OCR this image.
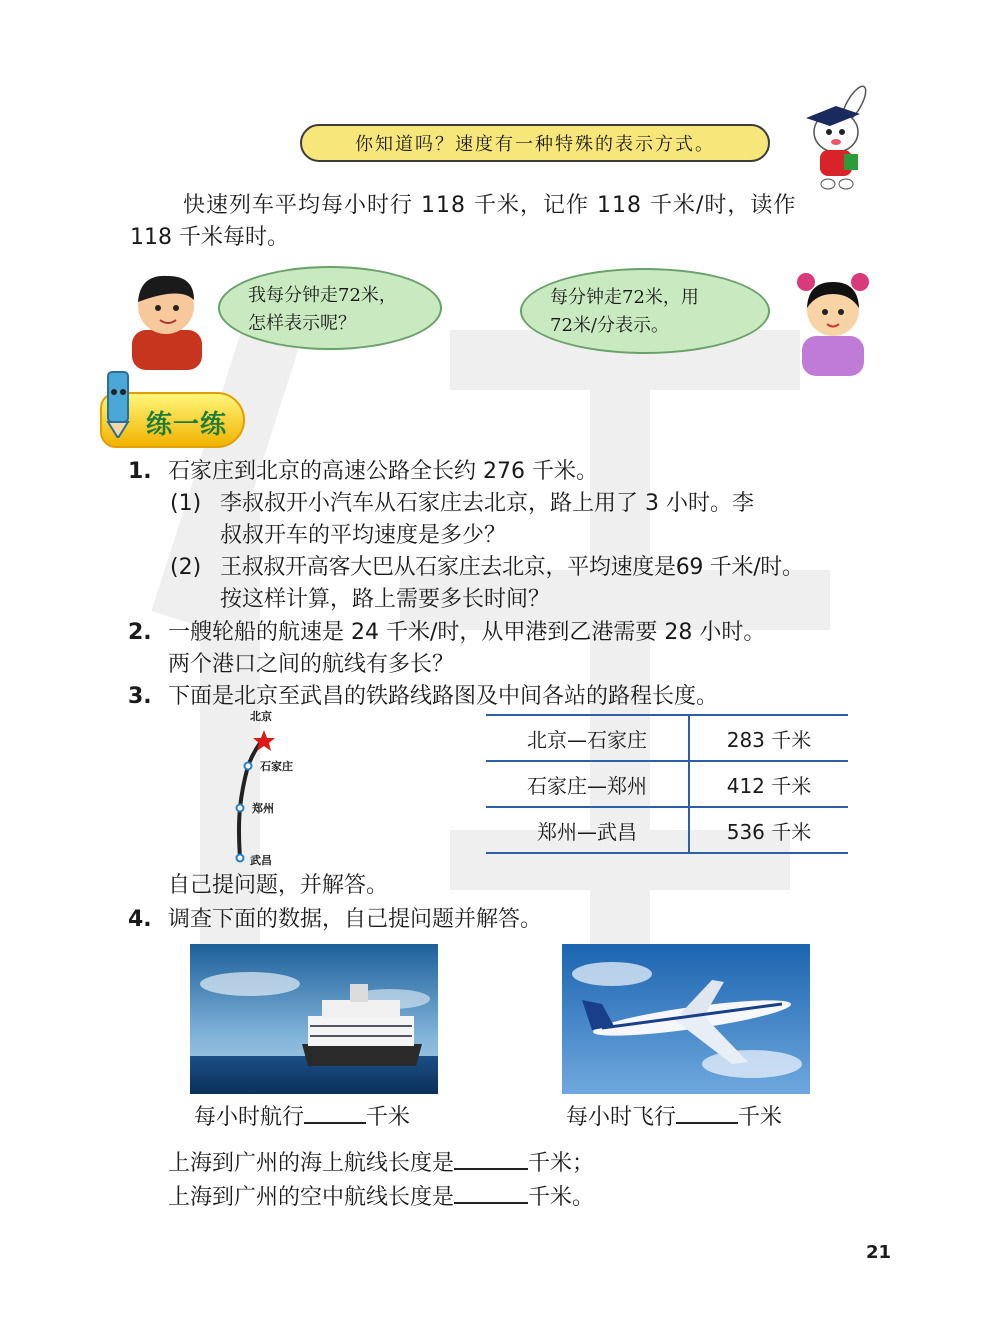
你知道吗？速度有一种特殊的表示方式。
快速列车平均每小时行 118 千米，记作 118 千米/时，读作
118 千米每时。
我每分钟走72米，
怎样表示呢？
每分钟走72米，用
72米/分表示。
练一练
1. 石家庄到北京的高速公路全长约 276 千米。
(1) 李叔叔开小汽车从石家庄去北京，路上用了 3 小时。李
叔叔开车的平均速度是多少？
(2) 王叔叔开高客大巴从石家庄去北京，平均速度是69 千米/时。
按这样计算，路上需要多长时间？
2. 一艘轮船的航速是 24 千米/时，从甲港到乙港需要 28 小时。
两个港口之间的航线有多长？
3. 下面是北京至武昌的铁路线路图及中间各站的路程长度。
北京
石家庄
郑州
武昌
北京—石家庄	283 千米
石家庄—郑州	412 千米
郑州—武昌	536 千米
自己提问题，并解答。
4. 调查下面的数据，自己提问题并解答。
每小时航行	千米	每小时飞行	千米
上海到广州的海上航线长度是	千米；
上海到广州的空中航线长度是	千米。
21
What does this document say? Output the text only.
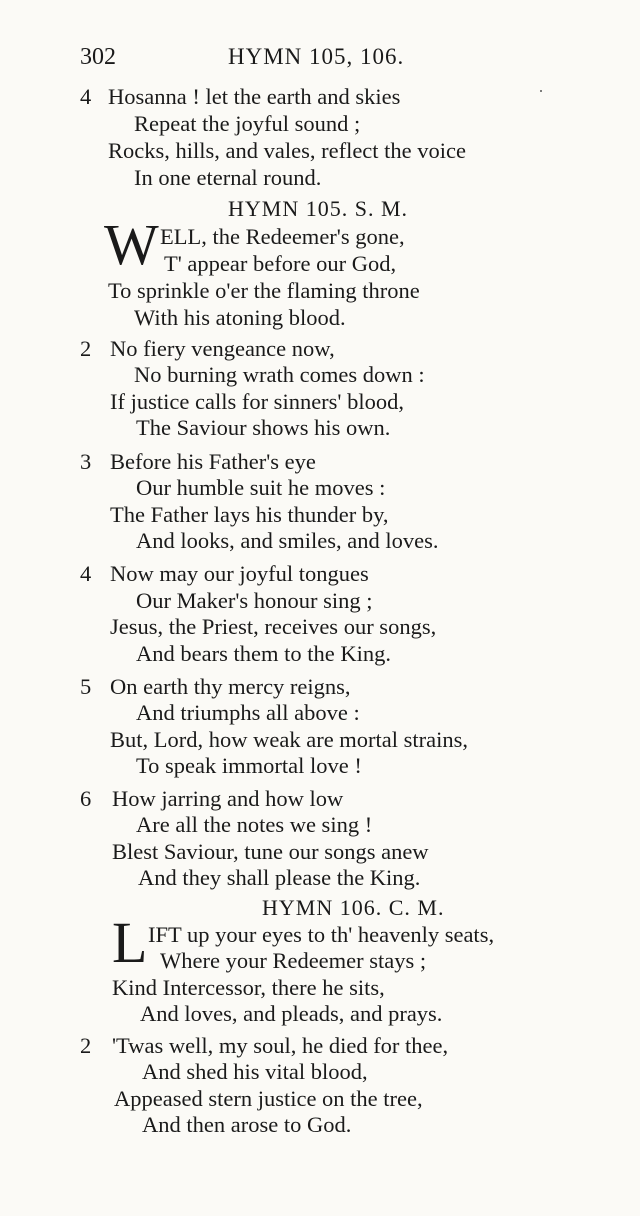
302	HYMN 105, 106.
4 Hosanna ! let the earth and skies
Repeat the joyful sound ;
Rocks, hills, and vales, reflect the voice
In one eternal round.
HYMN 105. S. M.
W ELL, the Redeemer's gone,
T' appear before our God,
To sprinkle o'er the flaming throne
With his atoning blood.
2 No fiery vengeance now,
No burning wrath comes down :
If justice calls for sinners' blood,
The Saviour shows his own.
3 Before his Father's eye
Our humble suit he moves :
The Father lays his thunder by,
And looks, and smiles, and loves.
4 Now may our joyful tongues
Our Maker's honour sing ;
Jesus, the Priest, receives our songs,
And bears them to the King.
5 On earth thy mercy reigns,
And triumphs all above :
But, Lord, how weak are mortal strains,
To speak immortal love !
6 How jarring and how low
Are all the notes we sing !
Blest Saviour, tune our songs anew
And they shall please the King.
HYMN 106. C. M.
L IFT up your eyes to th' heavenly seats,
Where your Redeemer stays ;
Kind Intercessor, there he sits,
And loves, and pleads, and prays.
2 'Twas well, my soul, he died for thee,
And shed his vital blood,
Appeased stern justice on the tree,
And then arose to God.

• [WORK TO COMPLETE]: All the material shown above is to be copied exactly, with no pictures carried over.

• [ANSWER BELOW]:
OCR this image.
你知道吗？速度有一种特殊的表示方式。
快速列车平均每小时行 118 千米，记作 118 千米/时，读作
118 千米每时。
我每分钟走72米，
怎样表示呢？
每分钟走72米，用
72米/分表示。
练一练
1. 石家庄到北京的高速公路全长约 276 千米。
(1) 李叔叔开小汽车从石家庄去北京，路上用了 3 小时。李
叔叔开车的平均速度是多少？
(2) 王叔叔开高客大巴从石家庄去北京，平均速度是69 千米/时。
按这样计算，路上需要多长时间？
2. 一艘轮船的航速是 24 千米/时，从甲港到乙港需要 28 小时。
两个港口之间的航线有多长？
3. 下面是北京至武昌的铁路线路图及中间各站的路程长度。
北京
石家庄
郑州
武昌
北京—石家庄	283 千米
石家庄—郑州	412 千米
郑州—武昌	536 千米
自己提问题，并解答。
4. 调查下面的数据，自己提问题并解答。
每小时航行	千米	每小时飞行	千米
上海到广州的海上航线长度是	千米；
上海到广州的空中航线长度是	千米。
21
What does this document say? Output the text only.
302	HYMN 105, 106.
4 Hosanna ! let the earth and skies
Repeat the joyful sound ;
Rocks, hills, and vales, reflect the voice
In one eternal round.
HYMN 105. S. M.
W ELL, the Redeemer's gone,
T' appear before our God,
To sprinkle o'er the flaming throne
With his atoning blood.
2 No fiery vengeance now,
No burning wrath comes down :
If justice calls for sinners' blood,
The Saviour shows his own.
3 Before his Father's eye
Our humble suit he moves :
The Father lays his thunder by,
And looks, and smiles, and loves.
4 Now may our joyful tongues
Our Maker's honour sing ;
Jesus, the Priest, receives our songs,
And bears them to the King.
5 On earth thy mercy reigns,
And triumphs all above :
But, Lord, how weak are mortal strains,
To speak immortal love !
6 How jarring and how low
Are all the notes we sing !
Blest Saviour, tune our songs anew
And they shall please the King.
HYMN 106. C. M.
L IFT up your eyes to th' heavenly seats,
Where your Redeemer stays ;
Kind Intercessor, there he sits,
And loves, and pleads, and prays.
2 'Twas well, my soul, he died for thee,
And shed his vital blood,
Appeased stern justice on the tree,
And then arose to God.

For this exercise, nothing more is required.